▸ **YOUR OBJECTIVE**:
Reproduce the listing below in its entirety. Change nothing.

▸ **DATASET ENTRIES**:
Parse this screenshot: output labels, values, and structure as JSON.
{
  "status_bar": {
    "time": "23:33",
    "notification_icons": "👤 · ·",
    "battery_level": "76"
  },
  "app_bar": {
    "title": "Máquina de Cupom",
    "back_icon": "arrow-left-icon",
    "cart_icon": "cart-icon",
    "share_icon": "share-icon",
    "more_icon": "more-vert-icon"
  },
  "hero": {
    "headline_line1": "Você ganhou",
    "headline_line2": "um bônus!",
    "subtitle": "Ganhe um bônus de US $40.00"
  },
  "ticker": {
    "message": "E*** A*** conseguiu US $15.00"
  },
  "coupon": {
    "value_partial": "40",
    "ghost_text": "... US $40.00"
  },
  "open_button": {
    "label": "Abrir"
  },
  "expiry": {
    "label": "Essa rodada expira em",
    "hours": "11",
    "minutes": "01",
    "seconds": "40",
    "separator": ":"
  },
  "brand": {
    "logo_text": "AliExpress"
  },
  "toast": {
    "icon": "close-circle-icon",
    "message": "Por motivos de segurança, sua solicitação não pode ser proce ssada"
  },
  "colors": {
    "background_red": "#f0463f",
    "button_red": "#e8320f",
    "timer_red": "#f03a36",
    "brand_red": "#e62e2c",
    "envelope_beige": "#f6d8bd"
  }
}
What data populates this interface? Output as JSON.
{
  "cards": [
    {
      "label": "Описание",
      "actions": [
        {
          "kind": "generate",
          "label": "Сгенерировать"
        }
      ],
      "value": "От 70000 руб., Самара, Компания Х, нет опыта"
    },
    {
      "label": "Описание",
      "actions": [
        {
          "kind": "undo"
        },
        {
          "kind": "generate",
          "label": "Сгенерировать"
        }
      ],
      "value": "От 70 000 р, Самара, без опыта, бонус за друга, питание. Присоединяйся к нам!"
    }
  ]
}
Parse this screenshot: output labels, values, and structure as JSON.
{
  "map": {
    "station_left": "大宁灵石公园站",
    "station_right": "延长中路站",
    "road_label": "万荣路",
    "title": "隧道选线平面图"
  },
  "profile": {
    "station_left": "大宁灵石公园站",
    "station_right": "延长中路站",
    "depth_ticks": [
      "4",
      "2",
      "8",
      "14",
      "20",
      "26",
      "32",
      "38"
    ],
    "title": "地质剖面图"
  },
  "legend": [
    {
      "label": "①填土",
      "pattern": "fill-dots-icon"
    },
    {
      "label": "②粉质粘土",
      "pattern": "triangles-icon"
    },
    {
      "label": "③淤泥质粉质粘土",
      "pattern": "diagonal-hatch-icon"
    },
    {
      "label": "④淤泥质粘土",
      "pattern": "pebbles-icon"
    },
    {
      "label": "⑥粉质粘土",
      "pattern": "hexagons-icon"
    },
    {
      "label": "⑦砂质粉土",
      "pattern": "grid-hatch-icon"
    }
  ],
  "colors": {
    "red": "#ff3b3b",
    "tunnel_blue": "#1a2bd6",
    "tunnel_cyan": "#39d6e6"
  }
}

▸ **SOLUTION FOR THIS EXERCISE**:
Parse this screenshot: output labels, values, and structure as JSON.
{
  "status_bar": {
    "time": "23:33",
    "notification_icons": "👤 · ·",
    "battery_level": "76"
  },
  "app_bar": {
    "title": "Máquina de Cupom",
    "back_icon": "arrow-left-icon",
    "cart_icon": "cart-icon",
    "share_icon": "share-icon",
    "more_icon": "more-vert-icon"
  },
  "hero": {
    "headline_line1": "Você ganhou",
    "headline_line2": "um bônus!",
    "subtitle": "Ganhe um bônus de US $40.00"
  },
  "ticker": {
    "message": "E*** A*** conseguiu US $15.00"
  },
  "coupon": {
    "value_partial": "40",
    "ghost_text": "... US $40.00"
  },
  "open_button": {
    "label": "Abrir"
  },
  "expiry": {
    "label": "Essa rodada expira em",
    "hours": "11",
    "minutes": "01",
    "seconds": "40",
    "separator": ":"
  },
  "brand": {
    "logo_text": "AliExpress"
  },
  "toast": {
    "icon": "close-circle-icon",
    "message": "Por motivos de segurança, sua solicitação não pode ser proce ssada"
  },
  "colors": {
    "background_red": "#f0463f",
    "button_red": "#e8320f",
    "timer_red": "#f03a36",
    "brand_red": "#e62e2c",
    "envelope_beige": "#f6d8bd"
  }
}
What data populates this interface? Output as JSON.
{
  "cards": [
    {
      "label": "Описание",
      "actions": [
        {
          "kind": "generate",
          "label": "Сгенерировать"
        }
      ],
      "value": "От 70000 руб., Самара, Компания Х, нет опыта"
    },
    {
      "label": "Описание",
      "actions": [
        {
          "kind": "undo"
        },
        {
          "kind": "generate",
          "label": "Сгенерировать"
        }
      ],
      "value": "От 70 000 р, Самара, без опыта, бонус за друга, питание. Присоединяйся к нам!"
    }
  ]
}
Parse this screenshot: output labels, values, and structure as JSON.
{
  "map": {
    "station_left": "大宁灵石公园站",
    "station_right": "延长中路站",
    "road_label": "万荣路",
    "title": "隧道选线平面图"
  },
  "profile": {
    "station_left": "大宁灵石公园站",
    "station_right": "延长中路站",
    "depth_ticks": [
      "4",
      "2",
      "8",
      "14",
      "20",
      "26",
      "32",
      "38"
    ],
    "title": "地质剖面图"
  },
  "legend": [
    {
      "label": "①填土",
      "pattern": "fill-dots-icon"
    },
    {
      "label": "②粉质粘土",
      "pattern": "triangles-icon"
    },
    {
      "label": "③淤泥质粉质粘土",
      "pattern": "diagonal-hatch-icon"
    },
    {
      "label": "④淤泥质粘土",
      "pattern": "pebbles-icon"
    },
    {
      "label": "⑥粉质粘土",
      "pattern": "hexagons-icon"
    },
    {
      "label": "⑦砂质粉土",
      "pattern": "grid-hatch-icon"
    }
  ],
  "colors": {
    "red": "#ff3b3b",
    "tunnel_blue": "#1a2bd6",
    "tunnel_cyan": "#39d6e6"
  }
}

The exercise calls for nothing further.